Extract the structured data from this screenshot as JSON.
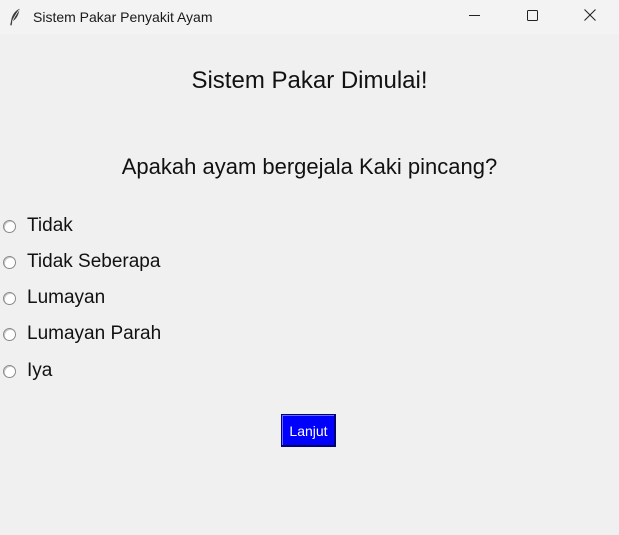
{
  "window": {
    "title": "Sistem Pakar Penyakit Ayam",
    "icon": "feather-icon",
    "controls": [
      "minimize-icon",
      "maximize-icon",
      "close-icon"
    ]
  },
  "main": {
    "heading": "Sistem Pakar Dimulai!",
    "question": "Apakah ayam bergejala Kaki pincang?",
    "options": [
      {
        "label": "Tidak",
        "selected": false
      },
      {
        "label": "Tidak Seberapa",
        "selected": false
      },
      {
        "label": "Lumayan",
        "selected": false
      },
      {
        "label": "Lumayan Parah",
        "selected": false
      },
      {
        "label": "Iya",
        "selected": false
      }
    ],
    "next_button": {
      "label": "Lanjut",
      "color": "#0000ff",
      "text_color": "#ffffff"
    }
  }
}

★ ★ ★ ★ ★ ★ ★

» AIM OF THE TASK: Collect the lines of the data that carry the word "label".

» SOLUTION TO THIS EXERCISE:
        "label": "Tidak",
        "label": "Tidak Seberapa",
        "label": "Lumayan",
        "label": "Lumayan Parah",
        "label": "Iya",
      "label": "Lanjut",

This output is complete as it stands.